MATERIALS PROVIDED —
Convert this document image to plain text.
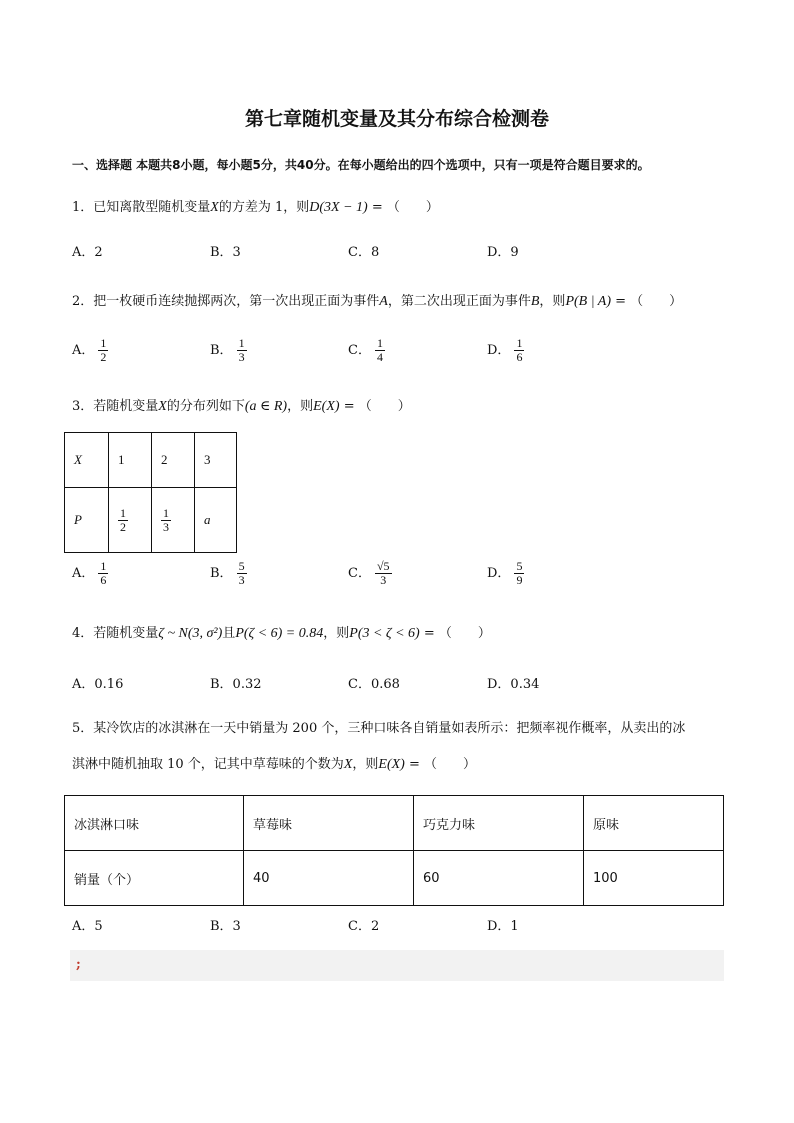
第七章随机变量及其分布综合检测卷
一、选择题 本题共8小题，每小题5分，共40分。在每小题给出的四个选项中，只有一项是符合题目要求的。
1．已知离散型随机变量X的方差为 1，则D(3X − 1) = （　　）
A．2	B．3	C．8	D．9
2．把一枚硬币连续抛掷两次，第一次出现正面为事件A，第二次出现正面为事件B，则P(B | A) = （　　）
A． $\frac{1}{2}$	B． $\frac{1}{3}$	C． $\frac{1}{4}$	D． $\frac{1}{6}$
3．若随机变量X的分布列如下(a ∈ R)，则E(X) = （　　）
X	1	2	3
P	$\frac{1}{2}$	$\frac{1}{3}$	a
A． $\frac{1}{6}$	B． $\frac{5}{3}$	C． $\frac{√5}{3}$	D． $\frac{5}{9}$
4．若随机变量ζ ~ N(3, σ²)且P(ζ < 6) = 0.84，则P(3 < ζ < 6) = （　　）
A．0.16	B．0.32	C．0.68	D．0.34
5．某冷饮店的冰淇淋在一天中销量为 200 个，三种口味各自销量如表所示：把频率视作概率，从卖出的冰
淇淋中随机抽取 10 个，记其中草莓味的个数为X，则E(X) = （　　）
冰淇淋口味	草莓味	巧克力味	原味
销量（个）	40	60	100
A．5	B．3	C．2	D．1
;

AIM — Skip the pictures and print each record exactly as it stands.

CORRECT OUTPUT —
Convert this document image to plain text.
第七章随机变量及其分布综合检测卷
一、选择题 本题共8小题，每小题5分，共40分。在每小题给出的四个选项中，只有一项是符合题目要求的。
1．已知离散型随机变量X的方差为 1，则D(3X − 1) = （　　）
A．2	B．3	C．8	D．9
2．把一枚硬币连续抛掷两次，第一次出现正面为事件A，第二次出现正面为事件B，则P(B | A) = （　　）
A． $\frac{1}{2}$	B． $\frac{1}{3}$	C． $\frac{1}{4}$	D． $\frac{1}{6}$
3．若随机变量X的分布列如下(a ∈ R)，则E(X) = （　　）
X	1	2	3
P	$\frac{1}{2}$	$\frac{1}{3}$	a
A． $\frac{1}{6}$	B． $\frac{5}{3}$	C． $\frac{√5}{3}$	D． $\frac{5}{9}$
4．若随机变量ζ ~ N(3, σ²)且P(ζ < 6) = 0.84，则P(3 < ζ < 6) = （　　）
A．0.16	B．0.32	C．0.68	D．0.34
5．某冷饮店的冰淇淋在一天中销量为 200 个，三种口味各自销量如表所示：把频率视作概率，从卖出的冰
淇淋中随机抽取 10 个，记其中草莓味的个数为X，则E(X) = （　　）
冰淇淋口味	草莓味	巧克力味	原味
销量（个）	40	60	100
A．5	B．3	C．2	D．1
;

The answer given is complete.